■ Exercise details ■
Reproduce the data that follows in its entirety, character for character.

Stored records
————

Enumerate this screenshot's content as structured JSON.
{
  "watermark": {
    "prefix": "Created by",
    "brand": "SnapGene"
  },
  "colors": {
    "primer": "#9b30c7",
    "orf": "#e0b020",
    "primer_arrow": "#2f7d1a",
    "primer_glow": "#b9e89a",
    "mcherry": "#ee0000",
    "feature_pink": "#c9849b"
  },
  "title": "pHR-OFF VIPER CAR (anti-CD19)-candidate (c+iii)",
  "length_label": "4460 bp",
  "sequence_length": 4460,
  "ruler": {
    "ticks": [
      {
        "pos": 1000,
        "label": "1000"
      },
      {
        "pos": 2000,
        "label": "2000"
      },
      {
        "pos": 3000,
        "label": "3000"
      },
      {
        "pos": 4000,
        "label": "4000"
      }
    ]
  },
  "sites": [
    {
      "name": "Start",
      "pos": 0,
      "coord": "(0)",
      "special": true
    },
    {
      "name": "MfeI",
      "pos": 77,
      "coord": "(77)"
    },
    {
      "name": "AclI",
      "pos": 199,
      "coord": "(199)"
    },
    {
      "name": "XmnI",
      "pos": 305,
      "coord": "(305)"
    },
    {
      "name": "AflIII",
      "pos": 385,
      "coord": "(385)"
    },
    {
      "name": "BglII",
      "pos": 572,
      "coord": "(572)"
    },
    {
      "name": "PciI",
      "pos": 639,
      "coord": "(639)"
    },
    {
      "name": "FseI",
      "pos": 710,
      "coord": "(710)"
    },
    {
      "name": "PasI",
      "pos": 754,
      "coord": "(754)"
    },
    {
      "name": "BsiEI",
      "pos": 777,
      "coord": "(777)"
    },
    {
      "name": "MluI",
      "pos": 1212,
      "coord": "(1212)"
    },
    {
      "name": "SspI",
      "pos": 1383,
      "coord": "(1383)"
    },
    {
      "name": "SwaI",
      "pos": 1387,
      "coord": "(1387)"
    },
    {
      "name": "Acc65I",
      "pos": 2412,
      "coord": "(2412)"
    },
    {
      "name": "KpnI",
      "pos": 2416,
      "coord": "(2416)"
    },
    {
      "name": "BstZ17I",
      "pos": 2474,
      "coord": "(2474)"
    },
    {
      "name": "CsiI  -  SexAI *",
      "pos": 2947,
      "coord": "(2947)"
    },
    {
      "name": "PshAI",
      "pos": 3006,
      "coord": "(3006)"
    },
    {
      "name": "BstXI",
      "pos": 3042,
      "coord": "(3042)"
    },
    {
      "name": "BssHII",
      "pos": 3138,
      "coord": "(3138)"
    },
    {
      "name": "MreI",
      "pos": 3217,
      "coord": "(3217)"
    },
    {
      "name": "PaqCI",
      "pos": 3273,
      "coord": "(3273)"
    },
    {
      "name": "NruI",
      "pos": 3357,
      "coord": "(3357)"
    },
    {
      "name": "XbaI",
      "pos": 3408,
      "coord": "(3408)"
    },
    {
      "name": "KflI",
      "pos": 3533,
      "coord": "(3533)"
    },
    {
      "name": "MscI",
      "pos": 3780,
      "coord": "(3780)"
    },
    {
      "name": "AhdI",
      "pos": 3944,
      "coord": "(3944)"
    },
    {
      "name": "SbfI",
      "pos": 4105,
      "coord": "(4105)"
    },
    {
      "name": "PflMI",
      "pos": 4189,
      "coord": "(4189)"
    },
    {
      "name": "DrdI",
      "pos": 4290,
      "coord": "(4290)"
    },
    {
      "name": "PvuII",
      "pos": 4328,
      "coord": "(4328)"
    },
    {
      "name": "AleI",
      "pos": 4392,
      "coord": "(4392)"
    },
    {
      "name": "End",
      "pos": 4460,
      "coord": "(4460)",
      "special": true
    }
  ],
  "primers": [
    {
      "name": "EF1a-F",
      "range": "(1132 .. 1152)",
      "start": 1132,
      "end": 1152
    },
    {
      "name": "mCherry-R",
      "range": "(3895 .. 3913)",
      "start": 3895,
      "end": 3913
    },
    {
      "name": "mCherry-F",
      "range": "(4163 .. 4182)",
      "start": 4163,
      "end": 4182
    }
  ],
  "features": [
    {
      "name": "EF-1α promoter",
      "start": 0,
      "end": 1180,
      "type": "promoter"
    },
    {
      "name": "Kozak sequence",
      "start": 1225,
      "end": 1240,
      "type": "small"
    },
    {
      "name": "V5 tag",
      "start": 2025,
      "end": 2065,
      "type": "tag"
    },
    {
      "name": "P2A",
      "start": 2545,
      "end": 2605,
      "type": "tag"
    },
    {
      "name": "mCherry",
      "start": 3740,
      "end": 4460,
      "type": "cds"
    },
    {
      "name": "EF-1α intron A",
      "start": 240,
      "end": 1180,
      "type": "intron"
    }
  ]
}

————

■ Finished answer ■
Enumerate this screenshot's content as structured JSON.
{
  "watermark": {
    "prefix": "Created by",
    "brand": "SnapGene"
  },
  "colors": {
    "primer": "#9b30c7",
    "orf": "#e0b020",
    "primer_arrow": "#2f7d1a",
    "primer_glow": "#b9e89a",
    "mcherry": "#ee0000",
    "feature_pink": "#c9849b"
  },
  "title": "pHR-OFF VIPER CAR (anti-CD19)-candidate (c+iii)",
  "length_label": "4460 bp",
  "sequence_length": 4460,
  "ruler": {
    "ticks": [
      {
        "pos": 1000,
        "label": "1000"
      },
      {
        "pos": 2000,
        "label": "2000"
      },
      {
        "pos": 3000,
        "label": "3000"
      },
      {
        "pos": 4000,
        "label": "4000"
      }
    ]
  },
  "sites": [
    {
      "name": "Start",
      "pos": 0,
      "coord": "(0)",
      "special": true
    },
    {
      "name": "MfeI",
      "pos": 77,
      "coord": "(77)"
    },
    {
      "name": "AclI",
      "pos": 199,
      "coord": "(199)"
    },
    {
      "name": "XmnI",
      "pos": 305,
      "coord": "(305)"
    },
    {
      "name": "AflIII",
      "pos": 385,
      "coord": "(385)"
    },
    {
      "name": "BglII",
      "pos": 572,
      "coord": "(572)"
    },
    {
      "name": "PciI",
      "pos": 639,
      "coord": "(639)"
    },
    {
      "name": "FseI",
      "pos": 710,
      "coord": "(710)"
    },
    {
      "name": "PasI",
      "pos": 754,
      "coord": "(754)"
    },
    {
      "name": "BsiEI",
      "pos": 777,
      "coord": "(777)"
    },
    {
      "name": "MluI",
      "pos": 1212,
      "coord": "(1212)"
    },
    {
      "name": "SspI",
      "pos": 1383,
      "coord": "(1383)"
    },
    {
      "name": "SwaI",
      "pos": 1387,
      "coord": "(1387)"
    },
    {
      "name": "Acc65I",
      "pos": 2412,
      "coord": "(2412)"
    },
    {
      "name": "KpnI",
      "pos": 2416,
      "coord": "(2416)"
    },
    {
      "name": "BstZ17I",
      "pos": 2474,
      "coord": "(2474)"
    },
    {
      "name": "CsiI  -  SexAI *",
      "pos": 2947,
      "coord": "(2947)"
    },
    {
      "name": "PshAI",
      "pos": 3006,
      "coord": "(3006)"
    },
    {
      "name": "BstXI",
      "pos": 3042,
      "coord": "(3042)"
    },
    {
      "name": "BssHII",
      "pos": 3138,
      "coord": "(3138)"
    },
    {
      "name": "MreI",
      "pos": 3217,
      "coord": "(3217)"
    },
    {
      "name": "PaqCI",
      "pos": 3273,
      "coord": "(3273)"
    },
    {
      "name": "NruI",
      "pos": 3357,
      "coord": "(3357)"
    },
    {
      "name": "XbaI",
      "pos": 3408,
      "coord": "(3408)"
    },
    {
      "name": "KflI",
      "pos": 3533,
      "coord": "(3533)"
    },
    {
      "name": "MscI",
      "pos": 3780,
      "coord": "(3780)"
    },
    {
      "name": "AhdI",
      "pos": 3944,
      "coord": "(3944)"
    },
    {
      "name": "SbfI",
      "pos": 4105,
      "coord": "(4105)"
    },
    {
      "name": "PflMI",
      "pos": 4189,
      "coord": "(4189)"
    },
    {
      "name": "DrdI",
      "pos": 4290,
      "coord": "(4290)"
    },
    {
      "name": "PvuII",
      "pos": 4328,
      "coord": "(4328)"
    },
    {
      "name": "AleI",
      "pos": 4392,
      "coord": "(4392)"
    },
    {
      "name": "End",
      "pos": 4460,
      "coord": "(4460)",
      "special": true
    }
  ],
  "primers": [
    {
      "name": "EF1a-F",
      "range": "(1132 .. 1152)",
      "start": 1132,
      "end": 1152
    },
    {
      "name": "mCherry-R",
      "range": "(3895 .. 3913)",
      "start": 3895,
      "end": 3913
    },
    {
      "name": "mCherry-F",
      "range": "(4163 .. 4182)",
      "start": 4163,
      "end": 4182
    }
  ],
  "features": [
    {
      "name": "EF-1α promoter",
      "start": 0,
      "end": 1180,
      "type": "promoter"
    },
    {
      "name": "Kozak sequence",
      "start": 1225,
      "end": 1240,
      "type": "small"
    },
    {
      "name": "V5 tag",
      "start": 2025,
      "end": 2065,
      "type": "tag"
    },
    {
      "name": "P2A",
      "start": 2545,
      "end": 2605,
      "type": "tag"
    },
    {
      "name": "mCherry",
      "start": 3740,
      "end": 4460,
      "type": "cds"
    },
    {
      "name": "EF-1α intron A",
      "start": 240,
      "end": 1180,
      "type": "intron"
    }
  ]
}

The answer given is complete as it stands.